PokeDropper
A Pokemon-style collecting game on Discord with 50+ daily active players.
Screenshots
Overview
PokeDropper didn't initially start as PokeBot. Similar things to this have been done (and probably better!), but I wanted the dev experience of building an application from the ground up. It started as a weekend project, but people kept using it and wanted more and more features. Before no time, it became a collecting game with spawns, rare encounters, trades, and a persistent economy with various shops. The fact that it has an actual daily user base was not something I planned for - it just kept growing. The project doesn't see too much action these days, but as new Pokemon get added, the bot keeps up.
Challenges
SQLite at the scale of thousands of daily transactions has real limits. I had to design the schema carefully to avoid write-lock contention and excessive run-time. Discord's API rate limits are also unforgiving - figuring out how to keep a high uptime and maintain a good user experience took a while to get right. Also, I developed this with the intention to make it totally open-source. Anyone at any point can take this bot's code and make it their own personal, private pokedropper.

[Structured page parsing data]

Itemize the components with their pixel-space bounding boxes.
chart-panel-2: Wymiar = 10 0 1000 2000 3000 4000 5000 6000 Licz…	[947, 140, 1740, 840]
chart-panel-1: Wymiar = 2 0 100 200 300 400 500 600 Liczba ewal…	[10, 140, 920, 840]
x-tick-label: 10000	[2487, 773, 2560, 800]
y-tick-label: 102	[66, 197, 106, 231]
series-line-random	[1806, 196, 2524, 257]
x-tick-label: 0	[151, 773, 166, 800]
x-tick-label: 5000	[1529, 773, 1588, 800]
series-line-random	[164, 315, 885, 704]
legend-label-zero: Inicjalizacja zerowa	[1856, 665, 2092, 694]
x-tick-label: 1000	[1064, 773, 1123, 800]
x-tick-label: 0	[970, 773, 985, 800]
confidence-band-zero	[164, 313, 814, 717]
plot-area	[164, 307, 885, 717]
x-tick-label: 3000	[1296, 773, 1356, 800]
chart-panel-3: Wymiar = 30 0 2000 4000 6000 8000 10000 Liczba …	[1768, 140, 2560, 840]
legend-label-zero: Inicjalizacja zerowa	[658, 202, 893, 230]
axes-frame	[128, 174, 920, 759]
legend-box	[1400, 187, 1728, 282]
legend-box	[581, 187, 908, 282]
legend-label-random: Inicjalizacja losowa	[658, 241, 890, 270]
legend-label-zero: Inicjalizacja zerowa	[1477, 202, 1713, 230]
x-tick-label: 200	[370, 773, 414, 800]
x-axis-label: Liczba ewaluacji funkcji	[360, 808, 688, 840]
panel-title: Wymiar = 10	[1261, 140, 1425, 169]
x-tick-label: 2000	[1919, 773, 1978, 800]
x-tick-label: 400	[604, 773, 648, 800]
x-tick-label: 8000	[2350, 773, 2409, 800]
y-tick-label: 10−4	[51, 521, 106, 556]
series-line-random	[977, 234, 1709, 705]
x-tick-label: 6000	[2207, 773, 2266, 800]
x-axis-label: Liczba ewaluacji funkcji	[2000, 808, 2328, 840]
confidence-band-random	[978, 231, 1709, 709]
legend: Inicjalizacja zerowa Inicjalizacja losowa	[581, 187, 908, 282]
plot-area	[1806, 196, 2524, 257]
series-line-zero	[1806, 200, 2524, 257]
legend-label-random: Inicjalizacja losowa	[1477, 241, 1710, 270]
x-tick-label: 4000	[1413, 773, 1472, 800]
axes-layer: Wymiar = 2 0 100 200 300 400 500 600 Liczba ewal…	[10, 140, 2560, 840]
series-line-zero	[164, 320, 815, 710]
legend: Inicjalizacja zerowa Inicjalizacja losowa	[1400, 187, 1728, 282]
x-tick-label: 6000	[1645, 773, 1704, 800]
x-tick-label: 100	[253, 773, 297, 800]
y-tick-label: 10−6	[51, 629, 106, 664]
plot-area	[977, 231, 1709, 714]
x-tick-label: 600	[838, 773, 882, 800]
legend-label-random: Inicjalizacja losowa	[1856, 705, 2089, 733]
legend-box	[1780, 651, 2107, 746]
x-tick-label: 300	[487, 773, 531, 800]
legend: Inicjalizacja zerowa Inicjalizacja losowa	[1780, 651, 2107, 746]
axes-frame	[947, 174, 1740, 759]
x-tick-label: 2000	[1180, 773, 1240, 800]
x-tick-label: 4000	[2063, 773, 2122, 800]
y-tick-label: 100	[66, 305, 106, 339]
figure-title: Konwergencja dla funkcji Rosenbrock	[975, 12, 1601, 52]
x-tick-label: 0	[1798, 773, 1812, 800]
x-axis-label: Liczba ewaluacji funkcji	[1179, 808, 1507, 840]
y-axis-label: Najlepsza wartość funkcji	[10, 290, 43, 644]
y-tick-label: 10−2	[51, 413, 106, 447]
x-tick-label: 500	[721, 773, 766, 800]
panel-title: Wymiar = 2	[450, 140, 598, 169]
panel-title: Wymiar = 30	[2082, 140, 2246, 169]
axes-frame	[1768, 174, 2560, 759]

- **Activity**
Pick up the PokeDropper project write-up after its final sentence and keep it going.

- **The answer**
What I learned
This project taught me the real value of my Software Engineering degree. You can just... do stuff. Anything you want you can just make. Pokedropper has actually lived in three people's homelabs, and even next to some top secret government data. In all three home labs, Pokedropper lived on a Linux server, managed via SSH. Along with Linux came some process managers, log management, and crash handling (thanks systemd). It also taught me that users will find every edge case you didn't test, usually in the worst possible way. Thanks to them, the bot is able to run smooth and properly.